Records:
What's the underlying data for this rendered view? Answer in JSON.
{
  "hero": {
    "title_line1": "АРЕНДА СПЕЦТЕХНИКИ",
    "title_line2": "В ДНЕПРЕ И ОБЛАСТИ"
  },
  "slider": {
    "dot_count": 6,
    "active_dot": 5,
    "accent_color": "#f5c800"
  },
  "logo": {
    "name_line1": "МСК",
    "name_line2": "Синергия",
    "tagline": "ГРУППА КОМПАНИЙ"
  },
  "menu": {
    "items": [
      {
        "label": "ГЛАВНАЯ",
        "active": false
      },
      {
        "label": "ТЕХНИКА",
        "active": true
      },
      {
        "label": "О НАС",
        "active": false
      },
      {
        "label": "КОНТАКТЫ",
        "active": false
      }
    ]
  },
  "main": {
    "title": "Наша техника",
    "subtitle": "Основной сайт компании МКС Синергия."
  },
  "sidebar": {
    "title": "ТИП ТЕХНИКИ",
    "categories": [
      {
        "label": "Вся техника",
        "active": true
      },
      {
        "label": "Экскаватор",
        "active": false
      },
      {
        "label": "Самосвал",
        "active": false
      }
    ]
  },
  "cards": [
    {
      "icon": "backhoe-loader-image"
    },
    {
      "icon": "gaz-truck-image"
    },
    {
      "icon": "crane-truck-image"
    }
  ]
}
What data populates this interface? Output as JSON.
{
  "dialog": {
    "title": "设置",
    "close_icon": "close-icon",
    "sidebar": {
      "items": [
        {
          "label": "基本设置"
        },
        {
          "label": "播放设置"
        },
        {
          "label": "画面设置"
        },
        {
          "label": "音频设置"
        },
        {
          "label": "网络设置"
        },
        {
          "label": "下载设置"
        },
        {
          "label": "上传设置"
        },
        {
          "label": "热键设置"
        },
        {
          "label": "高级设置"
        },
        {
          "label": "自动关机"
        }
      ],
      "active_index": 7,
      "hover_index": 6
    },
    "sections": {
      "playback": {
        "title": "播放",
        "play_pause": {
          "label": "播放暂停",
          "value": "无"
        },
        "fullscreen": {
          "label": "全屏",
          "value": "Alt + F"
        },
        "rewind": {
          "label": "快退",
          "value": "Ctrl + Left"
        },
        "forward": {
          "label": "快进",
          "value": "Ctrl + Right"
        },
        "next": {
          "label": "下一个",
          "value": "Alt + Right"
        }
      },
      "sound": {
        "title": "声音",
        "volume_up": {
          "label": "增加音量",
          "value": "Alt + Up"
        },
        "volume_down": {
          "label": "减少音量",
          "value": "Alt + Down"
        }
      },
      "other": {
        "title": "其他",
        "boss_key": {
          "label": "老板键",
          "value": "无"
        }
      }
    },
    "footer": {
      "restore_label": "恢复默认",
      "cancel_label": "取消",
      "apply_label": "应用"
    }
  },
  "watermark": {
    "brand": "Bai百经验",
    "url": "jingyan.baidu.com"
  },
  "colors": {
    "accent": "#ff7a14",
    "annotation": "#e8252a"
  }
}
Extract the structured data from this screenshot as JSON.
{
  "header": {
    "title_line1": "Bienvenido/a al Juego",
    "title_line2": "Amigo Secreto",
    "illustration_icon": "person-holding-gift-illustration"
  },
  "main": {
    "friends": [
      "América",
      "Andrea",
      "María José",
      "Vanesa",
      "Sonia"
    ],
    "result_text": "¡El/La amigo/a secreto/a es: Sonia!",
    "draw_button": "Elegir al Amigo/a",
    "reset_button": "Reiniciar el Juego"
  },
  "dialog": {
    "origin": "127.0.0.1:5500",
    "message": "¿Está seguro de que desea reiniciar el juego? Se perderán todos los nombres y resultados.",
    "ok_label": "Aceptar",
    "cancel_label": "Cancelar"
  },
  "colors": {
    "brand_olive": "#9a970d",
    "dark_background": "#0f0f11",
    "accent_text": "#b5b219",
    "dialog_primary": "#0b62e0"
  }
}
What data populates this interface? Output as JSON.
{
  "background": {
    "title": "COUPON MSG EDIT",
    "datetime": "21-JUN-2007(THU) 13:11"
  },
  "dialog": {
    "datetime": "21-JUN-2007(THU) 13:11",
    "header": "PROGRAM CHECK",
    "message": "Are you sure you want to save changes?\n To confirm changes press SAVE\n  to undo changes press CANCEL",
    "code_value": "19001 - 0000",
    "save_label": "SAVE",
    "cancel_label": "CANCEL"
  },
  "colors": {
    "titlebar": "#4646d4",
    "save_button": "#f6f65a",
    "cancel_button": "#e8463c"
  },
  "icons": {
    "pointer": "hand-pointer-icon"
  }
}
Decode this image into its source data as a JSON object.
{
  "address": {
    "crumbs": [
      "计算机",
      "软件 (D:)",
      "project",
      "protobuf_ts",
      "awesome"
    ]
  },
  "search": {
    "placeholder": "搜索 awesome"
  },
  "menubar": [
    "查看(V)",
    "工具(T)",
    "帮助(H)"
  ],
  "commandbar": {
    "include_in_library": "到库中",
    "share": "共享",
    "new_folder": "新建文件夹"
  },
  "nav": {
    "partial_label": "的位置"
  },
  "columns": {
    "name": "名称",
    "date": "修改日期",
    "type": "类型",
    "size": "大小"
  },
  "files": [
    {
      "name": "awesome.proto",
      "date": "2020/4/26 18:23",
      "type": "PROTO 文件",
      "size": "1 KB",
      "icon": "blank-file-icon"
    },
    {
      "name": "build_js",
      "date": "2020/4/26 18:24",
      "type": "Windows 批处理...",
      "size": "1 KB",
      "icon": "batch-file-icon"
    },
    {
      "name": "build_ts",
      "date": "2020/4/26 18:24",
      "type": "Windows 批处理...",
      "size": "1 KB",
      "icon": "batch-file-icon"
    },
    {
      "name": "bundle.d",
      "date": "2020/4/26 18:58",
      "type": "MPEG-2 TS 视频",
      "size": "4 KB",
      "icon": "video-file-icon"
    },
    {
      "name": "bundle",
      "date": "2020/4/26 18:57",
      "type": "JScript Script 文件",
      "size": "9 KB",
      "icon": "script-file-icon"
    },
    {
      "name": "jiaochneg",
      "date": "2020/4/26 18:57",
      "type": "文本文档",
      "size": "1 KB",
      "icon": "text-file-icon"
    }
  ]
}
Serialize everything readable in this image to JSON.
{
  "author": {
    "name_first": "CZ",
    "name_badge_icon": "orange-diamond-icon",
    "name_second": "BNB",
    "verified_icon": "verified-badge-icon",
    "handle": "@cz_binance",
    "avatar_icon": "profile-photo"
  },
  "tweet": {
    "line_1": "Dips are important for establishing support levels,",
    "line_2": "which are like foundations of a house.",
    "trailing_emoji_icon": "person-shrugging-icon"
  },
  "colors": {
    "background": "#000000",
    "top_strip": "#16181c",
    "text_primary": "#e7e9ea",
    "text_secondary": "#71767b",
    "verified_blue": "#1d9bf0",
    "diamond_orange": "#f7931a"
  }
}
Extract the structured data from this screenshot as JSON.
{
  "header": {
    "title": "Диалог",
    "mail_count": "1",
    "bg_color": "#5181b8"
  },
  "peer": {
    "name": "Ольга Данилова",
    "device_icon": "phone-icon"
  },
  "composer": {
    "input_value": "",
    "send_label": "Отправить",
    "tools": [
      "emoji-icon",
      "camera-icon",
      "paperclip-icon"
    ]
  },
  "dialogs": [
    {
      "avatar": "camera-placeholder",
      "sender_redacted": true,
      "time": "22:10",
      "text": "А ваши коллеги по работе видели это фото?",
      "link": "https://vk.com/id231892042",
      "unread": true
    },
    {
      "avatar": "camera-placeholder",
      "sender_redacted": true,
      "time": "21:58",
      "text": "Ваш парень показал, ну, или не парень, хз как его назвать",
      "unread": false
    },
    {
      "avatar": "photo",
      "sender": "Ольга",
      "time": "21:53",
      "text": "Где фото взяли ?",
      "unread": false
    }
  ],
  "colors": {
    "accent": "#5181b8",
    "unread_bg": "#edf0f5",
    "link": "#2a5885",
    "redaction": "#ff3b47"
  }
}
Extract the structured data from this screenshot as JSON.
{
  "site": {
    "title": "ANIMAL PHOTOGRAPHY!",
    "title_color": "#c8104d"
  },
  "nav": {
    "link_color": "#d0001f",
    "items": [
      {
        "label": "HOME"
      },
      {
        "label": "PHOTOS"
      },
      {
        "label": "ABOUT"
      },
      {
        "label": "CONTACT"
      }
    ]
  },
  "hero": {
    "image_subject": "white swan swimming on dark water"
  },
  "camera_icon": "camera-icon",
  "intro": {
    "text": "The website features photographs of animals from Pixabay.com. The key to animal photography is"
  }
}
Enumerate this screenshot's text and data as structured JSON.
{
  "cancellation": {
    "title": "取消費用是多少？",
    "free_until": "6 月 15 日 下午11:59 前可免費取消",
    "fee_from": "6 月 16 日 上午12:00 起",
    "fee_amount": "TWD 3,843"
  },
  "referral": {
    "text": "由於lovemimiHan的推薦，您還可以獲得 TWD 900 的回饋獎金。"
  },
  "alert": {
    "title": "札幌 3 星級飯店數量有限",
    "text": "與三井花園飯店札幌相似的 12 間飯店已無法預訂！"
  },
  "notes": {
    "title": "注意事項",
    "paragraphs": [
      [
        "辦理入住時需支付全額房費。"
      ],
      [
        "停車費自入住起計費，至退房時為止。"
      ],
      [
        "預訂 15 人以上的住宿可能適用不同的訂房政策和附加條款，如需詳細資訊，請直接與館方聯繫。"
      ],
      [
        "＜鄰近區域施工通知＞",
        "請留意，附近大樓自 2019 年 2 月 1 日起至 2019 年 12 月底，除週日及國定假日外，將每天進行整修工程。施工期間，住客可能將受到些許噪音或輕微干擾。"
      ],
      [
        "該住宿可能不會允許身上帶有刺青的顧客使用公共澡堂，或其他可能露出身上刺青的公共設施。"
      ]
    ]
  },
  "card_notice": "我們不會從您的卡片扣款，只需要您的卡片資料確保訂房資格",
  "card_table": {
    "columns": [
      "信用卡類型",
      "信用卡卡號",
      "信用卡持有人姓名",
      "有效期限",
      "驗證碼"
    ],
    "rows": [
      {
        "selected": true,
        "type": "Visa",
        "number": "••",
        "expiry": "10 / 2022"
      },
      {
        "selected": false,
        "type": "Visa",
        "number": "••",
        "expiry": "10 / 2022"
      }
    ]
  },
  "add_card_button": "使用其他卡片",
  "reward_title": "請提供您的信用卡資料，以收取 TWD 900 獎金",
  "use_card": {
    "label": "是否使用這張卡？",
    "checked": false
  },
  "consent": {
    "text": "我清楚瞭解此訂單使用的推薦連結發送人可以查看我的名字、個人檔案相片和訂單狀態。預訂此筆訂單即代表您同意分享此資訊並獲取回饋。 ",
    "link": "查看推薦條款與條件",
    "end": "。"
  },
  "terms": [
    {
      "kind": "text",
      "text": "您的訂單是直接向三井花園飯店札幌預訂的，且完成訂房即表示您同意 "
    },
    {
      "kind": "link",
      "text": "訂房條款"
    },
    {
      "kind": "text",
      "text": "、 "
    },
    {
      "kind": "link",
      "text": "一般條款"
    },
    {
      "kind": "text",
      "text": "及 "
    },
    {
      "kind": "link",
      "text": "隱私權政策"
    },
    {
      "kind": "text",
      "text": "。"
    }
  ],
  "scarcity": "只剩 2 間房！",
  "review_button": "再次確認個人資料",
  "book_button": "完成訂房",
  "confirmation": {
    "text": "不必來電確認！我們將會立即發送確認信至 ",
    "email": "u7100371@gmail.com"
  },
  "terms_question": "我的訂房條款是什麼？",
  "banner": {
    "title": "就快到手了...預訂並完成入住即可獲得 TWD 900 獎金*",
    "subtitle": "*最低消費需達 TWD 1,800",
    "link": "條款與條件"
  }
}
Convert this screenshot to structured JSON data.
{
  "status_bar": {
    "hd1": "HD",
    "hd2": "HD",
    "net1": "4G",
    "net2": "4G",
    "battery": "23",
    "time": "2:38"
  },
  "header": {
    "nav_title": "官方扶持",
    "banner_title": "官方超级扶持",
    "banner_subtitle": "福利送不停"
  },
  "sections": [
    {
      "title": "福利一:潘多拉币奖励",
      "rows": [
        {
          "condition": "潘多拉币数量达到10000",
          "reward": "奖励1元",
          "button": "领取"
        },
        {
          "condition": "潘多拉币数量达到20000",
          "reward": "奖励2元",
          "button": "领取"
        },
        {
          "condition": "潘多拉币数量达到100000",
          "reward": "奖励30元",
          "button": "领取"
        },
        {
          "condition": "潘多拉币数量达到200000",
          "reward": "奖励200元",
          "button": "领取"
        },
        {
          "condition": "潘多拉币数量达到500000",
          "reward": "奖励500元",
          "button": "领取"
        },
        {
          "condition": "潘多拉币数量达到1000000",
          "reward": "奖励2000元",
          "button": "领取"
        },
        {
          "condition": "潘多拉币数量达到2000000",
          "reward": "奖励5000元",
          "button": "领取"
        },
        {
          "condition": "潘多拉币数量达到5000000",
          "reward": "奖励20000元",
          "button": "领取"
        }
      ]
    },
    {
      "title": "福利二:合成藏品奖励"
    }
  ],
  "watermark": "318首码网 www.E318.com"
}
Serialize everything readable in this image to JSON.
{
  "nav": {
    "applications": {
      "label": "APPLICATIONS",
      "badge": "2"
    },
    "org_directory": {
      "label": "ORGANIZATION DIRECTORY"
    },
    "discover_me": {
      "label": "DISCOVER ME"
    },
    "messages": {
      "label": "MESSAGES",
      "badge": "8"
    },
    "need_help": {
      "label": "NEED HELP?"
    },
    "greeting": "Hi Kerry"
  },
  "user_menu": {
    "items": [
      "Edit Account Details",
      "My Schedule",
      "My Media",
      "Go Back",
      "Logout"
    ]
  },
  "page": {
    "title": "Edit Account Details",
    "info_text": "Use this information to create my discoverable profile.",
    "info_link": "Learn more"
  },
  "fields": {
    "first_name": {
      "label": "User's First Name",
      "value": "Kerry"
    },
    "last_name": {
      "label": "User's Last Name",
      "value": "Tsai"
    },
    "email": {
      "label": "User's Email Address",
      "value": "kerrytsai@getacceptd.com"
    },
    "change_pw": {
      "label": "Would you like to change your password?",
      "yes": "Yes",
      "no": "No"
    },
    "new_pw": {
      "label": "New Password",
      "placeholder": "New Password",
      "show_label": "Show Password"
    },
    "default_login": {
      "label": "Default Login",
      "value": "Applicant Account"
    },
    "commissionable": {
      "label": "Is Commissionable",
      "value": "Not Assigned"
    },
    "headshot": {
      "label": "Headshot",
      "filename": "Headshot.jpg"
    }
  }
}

BRIEF
Among the entries above, how many lines include the word "camera"? Give the number with no comment.

WRITTEN REPLY
4